Records from a collection of figures
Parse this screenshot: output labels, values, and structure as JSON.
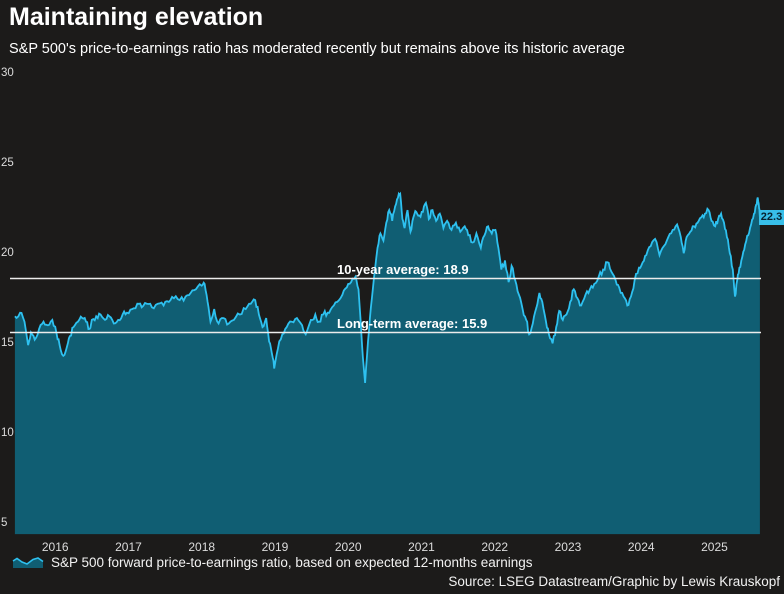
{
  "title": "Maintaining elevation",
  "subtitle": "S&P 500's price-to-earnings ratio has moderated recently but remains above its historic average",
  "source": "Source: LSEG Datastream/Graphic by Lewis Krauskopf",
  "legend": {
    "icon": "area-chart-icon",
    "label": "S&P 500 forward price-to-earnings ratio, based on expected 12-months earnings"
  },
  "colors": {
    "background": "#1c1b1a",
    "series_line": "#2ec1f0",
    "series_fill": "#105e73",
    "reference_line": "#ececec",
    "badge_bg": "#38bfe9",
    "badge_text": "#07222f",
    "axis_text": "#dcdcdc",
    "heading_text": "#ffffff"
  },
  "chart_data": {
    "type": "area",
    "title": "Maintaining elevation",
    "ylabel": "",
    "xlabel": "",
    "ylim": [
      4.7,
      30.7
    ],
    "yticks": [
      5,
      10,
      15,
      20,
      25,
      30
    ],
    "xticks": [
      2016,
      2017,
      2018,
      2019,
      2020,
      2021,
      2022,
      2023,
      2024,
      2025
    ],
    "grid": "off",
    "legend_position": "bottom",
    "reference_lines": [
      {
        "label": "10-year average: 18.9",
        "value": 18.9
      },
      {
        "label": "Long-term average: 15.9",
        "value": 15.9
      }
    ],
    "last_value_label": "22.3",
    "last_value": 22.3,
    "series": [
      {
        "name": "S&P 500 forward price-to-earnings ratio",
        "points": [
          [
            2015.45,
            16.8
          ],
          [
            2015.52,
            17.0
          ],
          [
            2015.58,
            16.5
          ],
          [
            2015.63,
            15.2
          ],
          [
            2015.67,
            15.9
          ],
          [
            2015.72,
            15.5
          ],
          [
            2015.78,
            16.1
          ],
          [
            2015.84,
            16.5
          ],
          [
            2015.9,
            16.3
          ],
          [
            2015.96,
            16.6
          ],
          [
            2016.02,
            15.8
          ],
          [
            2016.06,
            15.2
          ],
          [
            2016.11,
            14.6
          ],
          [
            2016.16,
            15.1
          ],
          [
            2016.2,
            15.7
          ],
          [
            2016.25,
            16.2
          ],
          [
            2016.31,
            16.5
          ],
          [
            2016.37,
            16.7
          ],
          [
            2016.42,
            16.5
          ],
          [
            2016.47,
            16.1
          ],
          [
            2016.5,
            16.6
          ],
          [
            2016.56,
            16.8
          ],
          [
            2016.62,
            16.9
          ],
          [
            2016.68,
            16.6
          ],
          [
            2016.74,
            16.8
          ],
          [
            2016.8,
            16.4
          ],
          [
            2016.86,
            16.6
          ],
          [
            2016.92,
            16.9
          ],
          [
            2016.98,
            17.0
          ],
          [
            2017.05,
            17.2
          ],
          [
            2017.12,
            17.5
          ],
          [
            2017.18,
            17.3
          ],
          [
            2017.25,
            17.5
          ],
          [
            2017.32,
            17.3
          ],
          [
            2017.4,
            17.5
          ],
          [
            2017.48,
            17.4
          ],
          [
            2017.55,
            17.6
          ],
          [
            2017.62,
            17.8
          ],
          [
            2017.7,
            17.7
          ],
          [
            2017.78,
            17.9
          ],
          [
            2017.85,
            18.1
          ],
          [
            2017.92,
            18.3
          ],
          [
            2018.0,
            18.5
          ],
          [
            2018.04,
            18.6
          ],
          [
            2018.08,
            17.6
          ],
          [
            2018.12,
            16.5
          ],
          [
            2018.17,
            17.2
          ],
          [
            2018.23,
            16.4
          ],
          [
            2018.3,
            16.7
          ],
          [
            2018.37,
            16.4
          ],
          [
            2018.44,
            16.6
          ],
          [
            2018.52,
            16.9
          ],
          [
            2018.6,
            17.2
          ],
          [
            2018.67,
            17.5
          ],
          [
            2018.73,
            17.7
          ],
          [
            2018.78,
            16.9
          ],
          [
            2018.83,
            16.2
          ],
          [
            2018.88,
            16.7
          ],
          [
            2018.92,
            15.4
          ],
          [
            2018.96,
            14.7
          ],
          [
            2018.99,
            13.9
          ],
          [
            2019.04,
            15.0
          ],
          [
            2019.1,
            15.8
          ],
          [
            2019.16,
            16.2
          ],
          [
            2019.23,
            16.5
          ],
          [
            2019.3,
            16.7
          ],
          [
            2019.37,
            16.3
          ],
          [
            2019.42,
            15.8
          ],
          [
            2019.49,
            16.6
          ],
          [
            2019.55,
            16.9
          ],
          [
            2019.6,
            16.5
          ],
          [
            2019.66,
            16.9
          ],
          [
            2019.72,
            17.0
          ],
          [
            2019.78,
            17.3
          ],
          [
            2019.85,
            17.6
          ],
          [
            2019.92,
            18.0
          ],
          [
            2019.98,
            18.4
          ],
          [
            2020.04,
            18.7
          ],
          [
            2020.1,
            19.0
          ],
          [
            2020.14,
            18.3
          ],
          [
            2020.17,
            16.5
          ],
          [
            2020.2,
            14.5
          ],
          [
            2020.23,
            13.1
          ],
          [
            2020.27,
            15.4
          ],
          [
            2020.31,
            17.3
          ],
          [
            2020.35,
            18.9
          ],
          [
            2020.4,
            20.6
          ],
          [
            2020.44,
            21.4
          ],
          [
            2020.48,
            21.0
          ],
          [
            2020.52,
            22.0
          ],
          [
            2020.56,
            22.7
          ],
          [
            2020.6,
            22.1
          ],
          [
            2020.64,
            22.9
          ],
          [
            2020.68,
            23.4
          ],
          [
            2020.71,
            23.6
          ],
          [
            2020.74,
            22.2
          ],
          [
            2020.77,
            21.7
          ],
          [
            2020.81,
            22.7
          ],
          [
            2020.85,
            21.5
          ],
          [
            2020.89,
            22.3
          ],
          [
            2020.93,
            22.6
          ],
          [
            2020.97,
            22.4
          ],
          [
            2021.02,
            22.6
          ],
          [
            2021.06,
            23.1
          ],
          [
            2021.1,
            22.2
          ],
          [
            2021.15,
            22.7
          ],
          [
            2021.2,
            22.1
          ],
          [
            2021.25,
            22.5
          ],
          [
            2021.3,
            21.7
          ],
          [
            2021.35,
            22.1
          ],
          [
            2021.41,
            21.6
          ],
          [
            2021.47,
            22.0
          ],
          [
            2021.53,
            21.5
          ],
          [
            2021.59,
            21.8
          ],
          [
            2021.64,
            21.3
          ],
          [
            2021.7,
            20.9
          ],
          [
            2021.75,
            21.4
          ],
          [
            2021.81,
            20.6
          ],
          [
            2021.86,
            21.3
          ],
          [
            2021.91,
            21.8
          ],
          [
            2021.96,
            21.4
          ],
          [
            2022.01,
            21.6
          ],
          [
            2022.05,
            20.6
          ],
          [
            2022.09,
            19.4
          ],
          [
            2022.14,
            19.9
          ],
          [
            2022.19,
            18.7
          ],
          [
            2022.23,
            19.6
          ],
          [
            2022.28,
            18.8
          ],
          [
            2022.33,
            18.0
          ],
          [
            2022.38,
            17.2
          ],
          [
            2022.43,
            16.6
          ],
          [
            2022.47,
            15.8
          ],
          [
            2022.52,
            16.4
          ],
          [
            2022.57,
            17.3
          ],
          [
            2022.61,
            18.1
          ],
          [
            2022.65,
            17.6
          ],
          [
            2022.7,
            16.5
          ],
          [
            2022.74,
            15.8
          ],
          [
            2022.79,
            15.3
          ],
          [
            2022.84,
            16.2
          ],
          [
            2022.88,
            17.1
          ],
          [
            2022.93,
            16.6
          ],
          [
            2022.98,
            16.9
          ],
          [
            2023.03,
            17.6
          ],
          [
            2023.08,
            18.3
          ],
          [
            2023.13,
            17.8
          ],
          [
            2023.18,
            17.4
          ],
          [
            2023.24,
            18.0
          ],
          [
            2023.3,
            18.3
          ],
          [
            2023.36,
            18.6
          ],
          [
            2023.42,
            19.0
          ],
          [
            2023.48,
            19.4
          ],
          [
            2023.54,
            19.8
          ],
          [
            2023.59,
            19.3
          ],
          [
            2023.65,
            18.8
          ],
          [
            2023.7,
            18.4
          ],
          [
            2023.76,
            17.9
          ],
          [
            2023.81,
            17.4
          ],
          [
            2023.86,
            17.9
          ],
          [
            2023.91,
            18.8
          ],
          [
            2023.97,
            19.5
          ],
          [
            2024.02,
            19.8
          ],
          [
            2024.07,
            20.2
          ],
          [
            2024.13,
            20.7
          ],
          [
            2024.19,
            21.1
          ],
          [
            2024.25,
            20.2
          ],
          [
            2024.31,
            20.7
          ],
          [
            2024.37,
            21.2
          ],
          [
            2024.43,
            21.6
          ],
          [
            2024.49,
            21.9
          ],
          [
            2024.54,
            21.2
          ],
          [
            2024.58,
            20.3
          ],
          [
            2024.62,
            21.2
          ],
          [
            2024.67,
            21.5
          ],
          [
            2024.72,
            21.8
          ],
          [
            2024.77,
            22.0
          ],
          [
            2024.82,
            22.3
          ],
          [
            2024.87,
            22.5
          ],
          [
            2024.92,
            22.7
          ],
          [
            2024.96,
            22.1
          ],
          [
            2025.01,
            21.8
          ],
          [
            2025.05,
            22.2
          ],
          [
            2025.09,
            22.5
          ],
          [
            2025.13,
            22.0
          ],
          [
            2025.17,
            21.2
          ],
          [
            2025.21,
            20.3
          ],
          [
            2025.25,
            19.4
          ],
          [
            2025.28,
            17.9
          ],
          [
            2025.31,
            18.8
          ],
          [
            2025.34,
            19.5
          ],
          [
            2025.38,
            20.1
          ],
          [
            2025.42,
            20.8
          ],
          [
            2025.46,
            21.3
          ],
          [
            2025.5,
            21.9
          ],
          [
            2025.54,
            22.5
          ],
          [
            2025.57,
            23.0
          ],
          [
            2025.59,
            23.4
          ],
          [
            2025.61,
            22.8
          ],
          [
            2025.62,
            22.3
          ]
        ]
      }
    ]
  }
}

Direction: Gather all lines where the word "earnings" appears.

Solution to the problem:
  "subtitle": "S&P 500's price-to-earnings ratio has moderated recently but remains above its historic average",
    "label": "S&P 500 forward price-to-earnings ratio, based on expected 12-months earnings"
        "name": "S&P 500 forward price-to-earnings ratio",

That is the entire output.